### Short problem
Output each entry that follows exactly. Images stay out.

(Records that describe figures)
•••••

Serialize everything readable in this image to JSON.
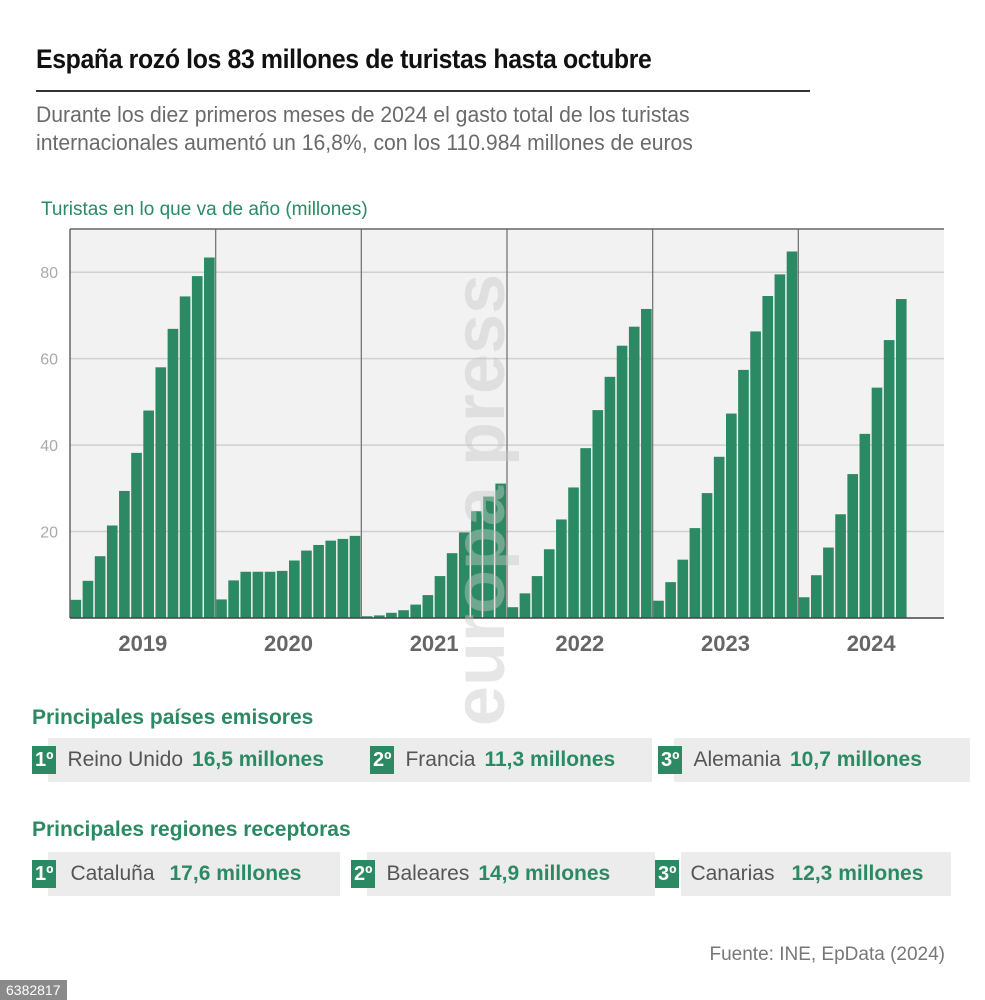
{
  "header": {
    "title": "España rozó los 83 millones de turistas hasta octubre",
    "subtitle_line1": "Durante los diez primeros meses de 2024 el gasto total de los turistas",
    "subtitle_line2": "internacionales aumentó un 16,8%, con los 110.984 millones de euros"
  },
  "colors": {
    "bar": "#2b8a63",
    "accent": "#2b8a63",
    "plot_bg": "#f2f2f2",
    "grid": "#d0d0d0"
  },
  "chart_data": {
    "type": "bar",
    "title": "Turistas en lo que va de año (millones)",
    "xlabel": "",
    "ylabel": "",
    "ylim": [
      0,
      90
    ],
    "yticks": [
      20,
      40,
      60,
      80
    ],
    "grid": true,
    "categories": [
      "2019",
      "2020",
      "2021",
      "2022",
      "2023",
      "2024"
    ],
    "series": [
      {
        "name": "2019",
        "values": [
          4.2,
          8.6,
          14.3,
          21.4,
          29.4,
          38.2,
          48.0,
          58.0,
          66.9,
          74.4,
          79.1,
          83.4
        ]
      },
      {
        "name": "2020",
        "values": [
          4.3,
          8.7,
          10.7,
          10.7,
          10.7,
          10.9,
          13.3,
          15.6,
          16.9,
          17.9,
          18.3,
          19.0
        ]
      },
      {
        "name": "2021",
        "values": [
          0.4,
          0.6,
          1.2,
          1.8,
          3.1,
          5.3,
          9.7,
          15.0,
          19.8,
          24.7,
          28.1,
          31.1
        ]
      },
      {
        "name": "2022",
        "values": [
          2.5,
          5.7,
          9.7,
          15.9,
          22.8,
          30.2,
          39.3,
          48.1,
          55.8,
          63.0,
          67.4,
          71.5
        ]
      },
      {
        "name": "2023",
        "values": [
          4.0,
          8.3,
          13.5,
          20.8,
          28.9,
          37.3,
          47.3,
          57.4,
          66.3,
          74.5,
          79.5,
          84.8
        ]
      },
      {
        "name": "2024",
        "values": [
          4.8,
          9.9,
          16.3,
          24.0,
          33.3,
          42.6,
          53.3,
          64.3,
          73.8
        ]
      }
    ]
  },
  "countries": {
    "title": "Principales países emisores",
    "items": [
      {
        "rank": "1º",
        "name": "Reino Unido",
        "value": "16,5 millones"
      },
      {
        "rank": "2º",
        "name": "Francia",
        "value": "11,3 millones"
      },
      {
        "rank": "3º",
        "name": "Alemania",
        "value": "10,7 millones"
      }
    ]
  },
  "regions": {
    "title": "Principales regiones receptoras",
    "items": [
      {
        "rank": "1º",
        "name": "Cataluña",
        "value": "17,6 millones"
      },
      {
        "rank": "2º",
        "name": "Baleares",
        "value": "14,9 millones"
      },
      {
        "rank": "3º",
        "name": "Canarias",
        "value": "12,3 millones"
      }
    ]
  },
  "footer": {
    "source": "Fuente: INE, EpData (2024)",
    "photo_id": "6382817",
    "watermark": "europa press"
  }
}
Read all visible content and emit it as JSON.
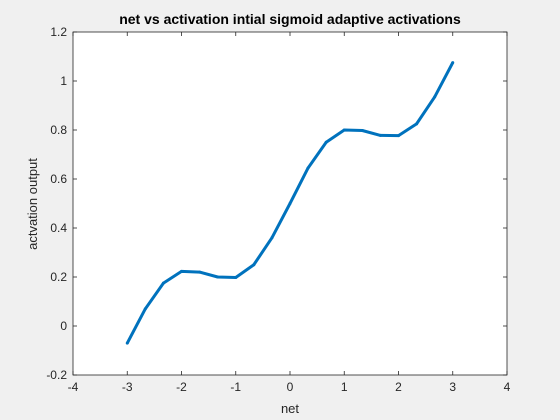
{
  "chart_data": {
    "type": "line",
    "title": "net vs activation intial sigmoid adaptive activations",
    "xlabel": "net",
    "ylabel": "actvation output",
    "xlim": [
      -4,
      4
    ],
    "ylim": [
      -0.2,
      1.2
    ],
    "xticks": [
      -4,
      -3,
      -2,
      -1,
      0,
      1,
      2,
      3,
      4
    ],
    "yticks": [
      -0.2,
      0,
      0.2,
      0.4,
      0.6,
      0.8,
      1,
      1.2
    ],
    "xtick_labels": [
      "-4",
      "-3",
      "-2",
      "-1",
      "0",
      "1",
      "2",
      "3",
      "4"
    ],
    "ytick_labels": [
      "-0.2",
      "0",
      "0.2",
      "0.4",
      "0.6",
      "0.8",
      "1",
      "1.2"
    ],
    "grid": false,
    "line_color": "#0072bd",
    "series": [
      {
        "x": [
          -3,
          -2.667,
          -2.333,
          -2,
          -1.667,
          -1.333,
          -1,
          -0.667,
          -0.333,
          0,
          0.333,
          0.667,
          1,
          1.333,
          1.667,
          2,
          2.333,
          2.667,
          3
        ],
        "y": [
          -0.07,
          0.07,
          0.175,
          0.223,
          0.22,
          0.2,
          0.198,
          0.25,
          0.36,
          0.5,
          0.645,
          0.75,
          0.8,
          0.798,
          0.778,
          0.777,
          0.825,
          0.935,
          1.075
        ]
      }
    ]
  }
}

•••••

### Task answer
Serialize everything readable in this image to JSON.
{
  "header": {
    "title": "España rozó los 83 millones de turistas hasta octubre",
    "subtitle_line1": "Durante los diez primeros meses de 2024 el gasto total de los turistas",
    "subtitle_line2": "internacionales aumentó un 16,8%, con los 110.984 millones de euros"
  },
  "colors": {
    "bar": "#2b8a63",
    "accent": "#2b8a63",
    "plot_bg": "#f2f2f2",
    "grid": "#d0d0d0"
  },
  "chart_data": {
    "type": "bar",
    "title": "Turistas en lo que va de año (millones)",
    "xlabel": "",
    "ylabel": "",
    "ylim": [
      0,
      90
    ],
    "yticks": [
      20,
      40,
      60,
      80
    ],
    "grid": true,
    "categories": [
      "2019",
      "2020",
      "2021",
      "2022",
      "2023",
      "2024"
    ],
    "series": [
      {
        "name": "2019",
        "values": [
          4.2,
          8.6,
          14.3,
          21.4,
          29.4,
          38.2,
          48.0,
          58.0,
          66.9,
          74.4,
          79.1,
          83.4
        ]
      },
      {
        "name": "2020",
        "values": [
          4.3,
          8.7,
          10.7,
          10.7,
          10.7,
          10.9,
          13.3,
          15.6,
          16.9,
          17.9,
          18.3,
          19.0
        ]
      },
      {
        "name": "2021",
        "values": [
          0.4,
          0.6,
          1.2,
          1.8,
          3.1,
          5.3,
          9.7,
          15.0,
          19.8,
          24.7,
          28.1,
          31.1
        ]
      },
      {
        "name": "2022",
        "values": [
          2.5,
          5.7,
          9.7,
          15.9,
          22.8,
          30.2,
          39.3,
          48.1,
          55.8,
          63.0,
          67.4,
          71.5
        ]
      },
      {
        "name": "2023",
        "values": [
          4.0,
          8.3,
          13.5,
          20.8,
          28.9,
          37.3,
          47.3,
          57.4,
          66.3,
          74.5,
          79.5,
          84.8
        ]
      },
      {
        "name": "2024",
        "values": [
          4.8,
          9.9,
          16.3,
          24.0,
          33.3,
          42.6,
          53.3,
          64.3,
          73.8
        ]
      }
    ]
  },
  "countries": {
    "title": "Principales países emisores",
    "items": [
      {
        "rank": "1º",
        "name": "Reino Unido",
        "value": "16,5 millones"
      },
      {
        "rank": "2º",
        "name": "Francia",
        "value": "11,3 millones"
      },
      {
        "rank": "3º",
        "name": "Alemania",
        "value": "10,7 millones"
      }
    ]
  },
  "regions": {
    "title": "Principales regiones receptoras",
    "items": [
      {
        "rank": "1º",
        "name": "Cataluña",
        "value": "17,6 millones"
      },
      {
        "rank": "2º",
        "name": "Baleares",
        "value": "14,9 millones"
      },
      {
        "rank": "3º",
        "name": "Canarias",
        "value": "12,3 millones"
      }
    ]
  },
  "footer": {
    "source": "Fuente: INE, EpData (2024)",
    "photo_id": "6382817",
    "watermark": "europa press"
  }
}
Read all visible content and emit it as JSON.
{
  "chart_data": {
    "type": "line",
    "title": "net vs activation intial sigmoid adaptive activations",
    "xlabel": "net",
    "ylabel": "actvation output",
    "xlim": [
      -4,
      4
    ],
    "ylim": [
      -0.2,
      1.2
    ],
    "xticks": [
      -4,
      -3,
      -2,
      -1,
      0,
      1,
      2,
      3,
      4
    ],
    "yticks": [
      -0.2,
      0,
      0.2,
      0.4,
      0.6,
      0.8,
      1,
      1.2
    ],
    "xtick_labels": [
      "-4",
      "-3",
      "-2",
      "-1",
      "0",
      "1",
      "2",
      "3",
      "4"
    ],
    "ytick_labels": [
      "-0.2",
      "0",
      "0.2",
      "0.4",
      "0.6",
      "0.8",
      "1",
      "1.2"
    ],
    "grid": false,
    "line_color": "#0072bd",
    "series": [
      {
        "x": [
          -3,
          -2.667,
          -2.333,
          -2,
          -1.667,
          -1.333,
          -1,
          -0.667,
          -0.333,
          0,
          0.333,
          0.667,
          1,
          1.333,
          1.667,
          2,
          2.333,
          2.667,
          3
        ],
        "y": [
          -0.07,
          0.07,
          0.175,
          0.223,
          0.22,
          0.2,
          0.198,
          0.25,
          0.36,
          0.5,
          0.645,
          0.75,
          0.8,
          0.798,
          0.778,
          0.777,
          0.825,
          0.935,
          1.075
        ]
      }
    ]
  }
}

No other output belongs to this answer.